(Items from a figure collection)
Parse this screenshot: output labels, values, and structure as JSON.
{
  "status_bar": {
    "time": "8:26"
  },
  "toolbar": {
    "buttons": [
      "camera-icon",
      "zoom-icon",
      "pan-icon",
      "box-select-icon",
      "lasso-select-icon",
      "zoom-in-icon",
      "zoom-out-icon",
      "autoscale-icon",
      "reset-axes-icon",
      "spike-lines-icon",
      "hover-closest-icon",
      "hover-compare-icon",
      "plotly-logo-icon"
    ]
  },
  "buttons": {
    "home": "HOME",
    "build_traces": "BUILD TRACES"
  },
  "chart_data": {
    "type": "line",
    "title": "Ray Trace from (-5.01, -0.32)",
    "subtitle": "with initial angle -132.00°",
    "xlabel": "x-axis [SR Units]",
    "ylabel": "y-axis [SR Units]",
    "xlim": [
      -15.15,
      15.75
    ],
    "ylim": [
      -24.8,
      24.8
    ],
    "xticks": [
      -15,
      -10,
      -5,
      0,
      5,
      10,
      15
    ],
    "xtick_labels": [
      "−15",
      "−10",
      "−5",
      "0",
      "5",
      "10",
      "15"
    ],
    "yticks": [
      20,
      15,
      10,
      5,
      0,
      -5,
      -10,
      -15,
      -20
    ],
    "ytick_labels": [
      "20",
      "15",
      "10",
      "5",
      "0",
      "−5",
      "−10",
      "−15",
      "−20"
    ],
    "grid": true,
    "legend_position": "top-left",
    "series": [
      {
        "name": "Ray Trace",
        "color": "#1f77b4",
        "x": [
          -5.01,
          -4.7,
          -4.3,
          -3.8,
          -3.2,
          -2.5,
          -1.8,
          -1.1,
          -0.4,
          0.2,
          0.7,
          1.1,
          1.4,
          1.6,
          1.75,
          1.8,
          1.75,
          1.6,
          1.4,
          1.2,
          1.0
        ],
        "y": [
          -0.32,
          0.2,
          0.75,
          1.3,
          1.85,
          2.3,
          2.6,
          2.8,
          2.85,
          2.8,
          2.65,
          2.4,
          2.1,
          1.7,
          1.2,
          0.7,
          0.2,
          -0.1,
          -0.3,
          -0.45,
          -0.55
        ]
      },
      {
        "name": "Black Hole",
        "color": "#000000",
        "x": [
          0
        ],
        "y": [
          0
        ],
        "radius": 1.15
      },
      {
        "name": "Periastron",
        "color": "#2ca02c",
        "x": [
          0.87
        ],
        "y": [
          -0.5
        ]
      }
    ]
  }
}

_Set problem_. Copy all the records above exactly, missing none.

_Solution for this task_.
Parse this screenshot: output labels, values, and structure as JSON.
{
  "status_bar": {
    "time": "8:26"
  },
  "toolbar": {
    "buttons": [
      "camera-icon",
      "zoom-icon",
      "pan-icon",
      "box-select-icon",
      "lasso-select-icon",
      "zoom-in-icon",
      "zoom-out-icon",
      "autoscale-icon",
      "reset-axes-icon",
      "spike-lines-icon",
      "hover-closest-icon",
      "hover-compare-icon",
      "plotly-logo-icon"
    ]
  },
  "buttons": {
    "home": "HOME",
    "build_traces": "BUILD TRACES"
  },
  "chart_data": {
    "type": "line",
    "title": "Ray Trace from (-5.01, -0.32)",
    "subtitle": "with initial angle -132.00°",
    "xlabel": "x-axis [SR Units]",
    "ylabel": "y-axis [SR Units]",
    "xlim": [
      -15.15,
      15.75
    ],
    "ylim": [
      -24.8,
      24.8
    ],
    "xticks": [
      -15,
      -10,
      -5,
      0,
      5,
      10,
      15
    ],
    "xtick_labels": [
      "−15",
      "−10",
      "−5",
      "0",
      "5",
      "10",
      "15"
    ],
    "yticks": [
      20,
      15,
      10,
      5,
      0,
      -5,
      -10,
      -15,
      -20
    ],
    "ytick_labels": [
      "20",
      "15",
      "10",
      "5",
      "0",
      "−5",
      "−10",
      "−15",
      "−20"
    ],
    "grid": true,
    "legend_position": "top-left",
    "series": [
      {
        "name": "Ray Trace",
        "color": "#1f77b4",
        "x": [
          -5.01,
          -4.7,
          -4.3,
          -3.8,
          -3.2,
          -2.5,
          -1.8,
          -1.1,
          -0.4,
          0.2,
          0.7,
          1.1,
          1.4,
          1.6,
          1.75,
          1.8,
          1.75,
          1.6,
          1.4,
          1.2,
          1.0
        ],
        "y": [
          -0.32,
          0.2,
          0.75,
          1.3,
          1.85,
          2.3,
          2.6,
          2.8,
          2.85,
          2.8,
          2.65,
          2.4,
          2.1,
          1.7,
          1.2,
          0.7,
          0.2,
          -0.1,
          -0.3,
          -0.45,
          -0.55
        ]
      },
      {
        "name": "Black Hole",
        "color": "#000000",
        "x": [
          0
        ],
        "y": [
          0
        ],
        "radius": 1.15
      },
      {
        "name": "Periastron",
        "color": "#2ca02c",
        "x": [
          0.87
        ],
        "y": [
          -0.5
        ]
      }
    ]
  }
}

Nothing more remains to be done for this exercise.